WHAT THIS TASK INVOLVES:
Copy every line of the material below without changing anything.

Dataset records
______

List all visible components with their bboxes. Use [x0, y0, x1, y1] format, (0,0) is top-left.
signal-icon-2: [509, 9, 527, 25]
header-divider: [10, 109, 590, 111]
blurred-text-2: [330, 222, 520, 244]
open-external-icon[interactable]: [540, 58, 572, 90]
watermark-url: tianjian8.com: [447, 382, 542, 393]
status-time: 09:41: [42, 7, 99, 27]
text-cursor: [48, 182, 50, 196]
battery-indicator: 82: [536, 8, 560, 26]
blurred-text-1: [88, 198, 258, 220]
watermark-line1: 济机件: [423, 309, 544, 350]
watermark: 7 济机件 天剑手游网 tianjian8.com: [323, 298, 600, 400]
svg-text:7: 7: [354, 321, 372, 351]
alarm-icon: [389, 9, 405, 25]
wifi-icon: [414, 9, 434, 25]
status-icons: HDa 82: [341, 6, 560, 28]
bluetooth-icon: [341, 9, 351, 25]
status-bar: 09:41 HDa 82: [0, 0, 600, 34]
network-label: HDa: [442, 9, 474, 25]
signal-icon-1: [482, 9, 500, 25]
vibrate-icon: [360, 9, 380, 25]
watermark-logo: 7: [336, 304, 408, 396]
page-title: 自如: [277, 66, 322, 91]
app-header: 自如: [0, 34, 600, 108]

______

SOLUTION TO THE EXERCISE:
List all visible components with their bboxes. Use [x0, y0, x1, y1] format, (0,0) is top-left.
signal-icon-2: [509, 9, 527, 25]
header-divider: [10, 109, 590, 111]
blurred-text-2: [330, 222, 520, 244]
open-external-icon[interactable]: [540, 58, 572, 90]
watermark-url: tianjian8.com: [447, 382, 542, 393]
status-time: 09:41: [42, 7, 99, 27]
text-cursor: [48, 182, 50, 196]
battery-indicator: 82: [536, 8, 560, 26]
blurred-text-1: [88, 198, 258, 220]
watermark-line1: 济机件: [423, 309, 544, 350]
watermark: 7 济机件 天剑手游网 tianjian8.com: [323, 298, 600, 400]
svg-text:7: 7: [354, 321, 372, 351]
alarm-icon: [389, 9, 405, 25]
wifi-icon: [414, 9, 434, 25]
status-icons: HDa 82: [341, 6, 560, 28]
bluetooth-icon: [341, 9, 351, 25]
status-bar: 09:41 HDa 82: [0, 0, 600, 34]
network-label: HDa: [442, 9, 474, 25]
signal-icon-1: [482, 9, 500, 25]
vibrate-icon: [360, 9, 380, 25]
watermark-logo: 7: [336, 304, 408, 396]
page-title: 自如: [277, 66, 322, 91]
app-header: 自如: [0, 34, 600, 108]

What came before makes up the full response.